# [TEXTO DE LECTURA]
Por Manuel Acuña Asenjo
Comentando un libro interesante.
El 19 del presente presentó Mónica Echeverría su último libro ‘Háganme callar’, obra interesante, destinada a resolver algunos interrogantes acerca del comportamiento de un grupo de personas que conoció en la época en que Fernando Castillo, su marido, se desempeñaba como rector de la Universidad Católica. Para la escritora resulta sorprendente descubrir a personas que quisieron una vez cambiarlo todo y, sin embargo, se desempeñan hoy no sólo como prósperos empresarios sino, además, como políticos que han entregado todos sus esfuerzos al afianzamiento y desarrollo sin trabas del modelo dictatorial de sociedad. Más grave aún resulta entender que, en ese empeño, algunos hasta han teñido sus manos con la sangre de compatriotas que no vacilaron en ofrendar sus vidas por la construcción de una sociedad mejor.

# [CONSIGNA 1]
¿Puedes transcribir, sin cambiar nada, las líneas del listado que van desde su comienzo hasta la línea que contiene "- clock-icon: [151, 442, 177, 468]", ambas incluidas?

# [LISTADO PARA PROCESAR]
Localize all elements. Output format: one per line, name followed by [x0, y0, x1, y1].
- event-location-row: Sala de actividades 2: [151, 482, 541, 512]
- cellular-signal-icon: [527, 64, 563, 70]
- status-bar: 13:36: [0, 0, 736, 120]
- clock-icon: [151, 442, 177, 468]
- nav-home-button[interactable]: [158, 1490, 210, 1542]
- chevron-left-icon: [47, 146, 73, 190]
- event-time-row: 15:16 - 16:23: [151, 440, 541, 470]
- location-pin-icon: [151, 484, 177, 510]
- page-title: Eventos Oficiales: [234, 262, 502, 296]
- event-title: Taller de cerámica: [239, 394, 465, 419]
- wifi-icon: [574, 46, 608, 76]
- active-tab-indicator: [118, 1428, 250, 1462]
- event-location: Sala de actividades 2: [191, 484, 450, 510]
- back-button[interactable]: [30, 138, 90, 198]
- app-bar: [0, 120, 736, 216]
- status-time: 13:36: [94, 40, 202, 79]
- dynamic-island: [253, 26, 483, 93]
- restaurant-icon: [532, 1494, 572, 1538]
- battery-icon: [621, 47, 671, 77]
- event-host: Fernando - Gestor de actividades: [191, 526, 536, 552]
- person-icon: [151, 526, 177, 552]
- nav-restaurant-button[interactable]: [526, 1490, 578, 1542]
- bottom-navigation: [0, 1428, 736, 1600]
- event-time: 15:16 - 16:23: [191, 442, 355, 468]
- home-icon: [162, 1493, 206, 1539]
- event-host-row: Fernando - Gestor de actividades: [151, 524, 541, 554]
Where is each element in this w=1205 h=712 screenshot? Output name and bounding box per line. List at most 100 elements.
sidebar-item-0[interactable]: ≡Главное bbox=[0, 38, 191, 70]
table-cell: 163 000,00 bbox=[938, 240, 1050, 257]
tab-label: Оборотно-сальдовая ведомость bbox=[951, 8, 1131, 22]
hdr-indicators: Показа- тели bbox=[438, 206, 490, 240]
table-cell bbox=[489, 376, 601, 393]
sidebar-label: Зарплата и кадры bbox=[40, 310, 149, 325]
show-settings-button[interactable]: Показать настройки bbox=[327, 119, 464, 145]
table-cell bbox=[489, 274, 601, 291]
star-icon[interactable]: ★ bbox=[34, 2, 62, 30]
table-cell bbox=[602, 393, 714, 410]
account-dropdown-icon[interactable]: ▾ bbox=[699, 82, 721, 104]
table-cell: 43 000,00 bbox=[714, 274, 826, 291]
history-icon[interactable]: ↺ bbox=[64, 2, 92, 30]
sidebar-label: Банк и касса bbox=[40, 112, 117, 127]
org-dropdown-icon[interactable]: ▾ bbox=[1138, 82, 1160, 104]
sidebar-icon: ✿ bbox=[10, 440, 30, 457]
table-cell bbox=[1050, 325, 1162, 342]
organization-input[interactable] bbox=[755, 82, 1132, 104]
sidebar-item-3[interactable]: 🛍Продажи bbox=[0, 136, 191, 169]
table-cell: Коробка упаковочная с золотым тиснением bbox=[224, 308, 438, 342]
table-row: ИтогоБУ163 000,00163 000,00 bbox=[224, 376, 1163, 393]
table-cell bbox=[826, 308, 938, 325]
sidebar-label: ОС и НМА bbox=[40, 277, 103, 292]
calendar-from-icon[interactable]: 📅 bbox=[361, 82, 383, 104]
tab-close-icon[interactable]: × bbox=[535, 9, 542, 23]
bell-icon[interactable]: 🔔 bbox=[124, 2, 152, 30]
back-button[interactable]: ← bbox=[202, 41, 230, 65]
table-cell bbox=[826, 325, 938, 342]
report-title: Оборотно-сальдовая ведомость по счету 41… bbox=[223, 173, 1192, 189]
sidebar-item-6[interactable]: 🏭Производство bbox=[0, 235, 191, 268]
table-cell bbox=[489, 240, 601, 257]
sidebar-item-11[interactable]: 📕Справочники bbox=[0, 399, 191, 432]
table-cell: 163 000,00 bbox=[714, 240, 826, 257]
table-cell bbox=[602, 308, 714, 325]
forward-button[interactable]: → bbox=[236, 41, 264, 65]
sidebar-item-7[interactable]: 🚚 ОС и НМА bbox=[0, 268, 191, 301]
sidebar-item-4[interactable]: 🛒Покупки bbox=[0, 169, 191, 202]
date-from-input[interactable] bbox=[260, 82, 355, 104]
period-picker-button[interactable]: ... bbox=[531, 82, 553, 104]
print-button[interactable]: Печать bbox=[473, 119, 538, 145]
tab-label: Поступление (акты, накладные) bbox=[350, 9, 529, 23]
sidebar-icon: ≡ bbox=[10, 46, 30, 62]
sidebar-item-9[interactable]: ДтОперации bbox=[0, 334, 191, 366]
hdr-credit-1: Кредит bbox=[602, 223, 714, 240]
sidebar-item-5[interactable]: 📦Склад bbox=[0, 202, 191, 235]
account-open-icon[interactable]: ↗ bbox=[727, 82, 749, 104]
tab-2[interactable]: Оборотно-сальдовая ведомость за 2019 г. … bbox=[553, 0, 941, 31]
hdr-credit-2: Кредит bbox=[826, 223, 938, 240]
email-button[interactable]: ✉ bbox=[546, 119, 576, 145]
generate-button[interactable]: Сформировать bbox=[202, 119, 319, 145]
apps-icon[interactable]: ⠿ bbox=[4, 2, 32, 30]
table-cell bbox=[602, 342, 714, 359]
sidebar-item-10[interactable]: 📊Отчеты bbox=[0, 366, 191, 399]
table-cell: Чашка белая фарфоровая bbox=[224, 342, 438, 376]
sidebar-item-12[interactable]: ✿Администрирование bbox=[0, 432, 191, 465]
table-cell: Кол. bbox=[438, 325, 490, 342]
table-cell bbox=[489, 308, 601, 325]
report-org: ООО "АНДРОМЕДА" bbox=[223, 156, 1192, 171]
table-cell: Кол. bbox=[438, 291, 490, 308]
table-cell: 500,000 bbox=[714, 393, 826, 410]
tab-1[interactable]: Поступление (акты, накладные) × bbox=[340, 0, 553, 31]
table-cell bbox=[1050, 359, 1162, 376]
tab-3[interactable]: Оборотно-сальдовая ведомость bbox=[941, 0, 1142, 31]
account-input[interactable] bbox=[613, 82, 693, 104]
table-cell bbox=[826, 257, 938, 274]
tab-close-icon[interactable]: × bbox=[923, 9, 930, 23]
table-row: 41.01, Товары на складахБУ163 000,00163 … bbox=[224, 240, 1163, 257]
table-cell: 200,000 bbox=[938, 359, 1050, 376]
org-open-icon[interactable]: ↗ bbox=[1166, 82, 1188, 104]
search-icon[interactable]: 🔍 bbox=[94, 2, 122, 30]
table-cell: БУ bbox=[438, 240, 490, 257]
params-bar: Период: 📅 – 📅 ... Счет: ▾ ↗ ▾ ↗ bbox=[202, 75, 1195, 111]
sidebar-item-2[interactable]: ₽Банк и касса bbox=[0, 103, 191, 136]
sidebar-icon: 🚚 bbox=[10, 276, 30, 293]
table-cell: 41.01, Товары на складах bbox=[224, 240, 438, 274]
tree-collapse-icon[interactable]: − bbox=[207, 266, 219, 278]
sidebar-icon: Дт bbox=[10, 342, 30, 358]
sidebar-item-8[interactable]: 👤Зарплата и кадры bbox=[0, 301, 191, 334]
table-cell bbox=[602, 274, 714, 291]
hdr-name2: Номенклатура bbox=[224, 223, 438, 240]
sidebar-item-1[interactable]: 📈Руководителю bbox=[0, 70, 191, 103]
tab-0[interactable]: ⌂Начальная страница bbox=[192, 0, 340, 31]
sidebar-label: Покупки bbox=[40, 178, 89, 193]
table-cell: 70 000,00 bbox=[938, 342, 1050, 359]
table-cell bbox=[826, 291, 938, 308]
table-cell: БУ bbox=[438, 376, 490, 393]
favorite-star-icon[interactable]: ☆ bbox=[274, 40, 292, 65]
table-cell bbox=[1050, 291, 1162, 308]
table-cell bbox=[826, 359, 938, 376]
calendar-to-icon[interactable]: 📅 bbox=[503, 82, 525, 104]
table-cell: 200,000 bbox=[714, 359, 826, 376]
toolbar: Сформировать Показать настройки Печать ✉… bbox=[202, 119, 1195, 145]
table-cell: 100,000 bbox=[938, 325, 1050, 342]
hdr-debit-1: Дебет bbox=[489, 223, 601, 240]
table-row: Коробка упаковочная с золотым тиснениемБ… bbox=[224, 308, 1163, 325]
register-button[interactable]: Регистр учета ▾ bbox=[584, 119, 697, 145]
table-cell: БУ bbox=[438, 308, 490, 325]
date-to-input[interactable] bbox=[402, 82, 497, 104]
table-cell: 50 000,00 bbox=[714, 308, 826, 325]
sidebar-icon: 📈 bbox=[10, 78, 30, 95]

# [CONSIGNA 2]
¿Podrías continuar el comentario sobre el libro «Háganme callar» a partir de su última oración?

# [RESULTADO 1]
Localize all elements. Output format: one per line, name followed by [x0, y0, x1, y1].
- event-location-row: Sala de actividades 2: [151, 482, 541, 512]
- cellular-signal-icon: [527, 64, 563, 70]
- status-bar: 13:36: [0, 0, 736, 120]
- clock-icon: [151, 442, 177, 468]

# [RESULTADO 2]
Comentando dicho libro en el Aula Magna de la Universidad de Chile, señaló Carlos Hunneus que, a juicio suyo, la causa de dicho comportamiento se encontraría en el exacerbado narcisismo de esos sujetos, la inmensa mayoría de los cuales pertenecieron al MAPU, organización política nacida de la fusión de varios grupos de jóvenes descontentos en las postrimerías del gobierno de Eduardo Frei Montalva.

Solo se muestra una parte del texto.